#### Stored rows ####
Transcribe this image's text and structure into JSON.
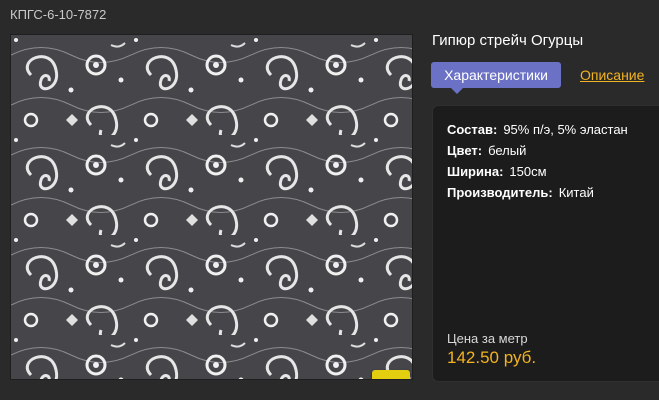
{
  "product": {
    "sku": "КПГС-6-10-7872",
    "title": "Гипюр стрейч Огурцы"
  },
  "tabs": {
    "active_label": "Характеристики",
    "link_label": "Описание"
  },
  "specs": [
    {
      "label": "Состав:",
      "value": "95% п/э, 5% эластан"
    },
    {
      "label": "Цвет:",
      "value": "белый"
    },
    {
      "label": "Ширина:",
      "value": "150см"
    },
    {
      "label": "Производитель:",
      "value": "Китай"
    }
  ],
  "price": {
    "label": "Цена за метр",
    "value": "142.50 руб."
  },
  "colors": {
    "accent_tab": "#6b72c6",
    "accent_price": "#f2b320",
    "zoom_button": "#e3cf10"
  },
  "icons": {
    "zoom": "zoom-in-icon"
  }
}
####
> Task description
Repeat the material above in full and exactly, apart from the pictures.

> Reply
Transcribe this image's text and structure into JSON.
{
  "product": {
    "sku": "КПГС-6-10-7872",
    "title": "Гипюр стрейч Огурцы"
  },
  "tabs": {
    "active_label": "Характеристики",
    "link_label": "Описание"
  },
  "specs": [
    {
      "label": "Состав:",
      "value": "95% п/э, 5% эластан"
    },
    {
      "label": "Цвет:",
      "value": "белый"
    },
    {
      "label": "Ширина:",
      "value": "150см"
    },
    {
      "label": "Производитель:",
      "value": "Китай"
    }
  ],
  "price": {
    "label": "Цена за метр",
    "value": "142.50 руб."
  },
  "colors": {
    "accent_tab": "#6b72c6",
    "accent_price": "#f2b320",
    "zoom_button": "#e3cf10"
  },
  "icons": {
    "zoom": "zoom-in-icon"
  }
}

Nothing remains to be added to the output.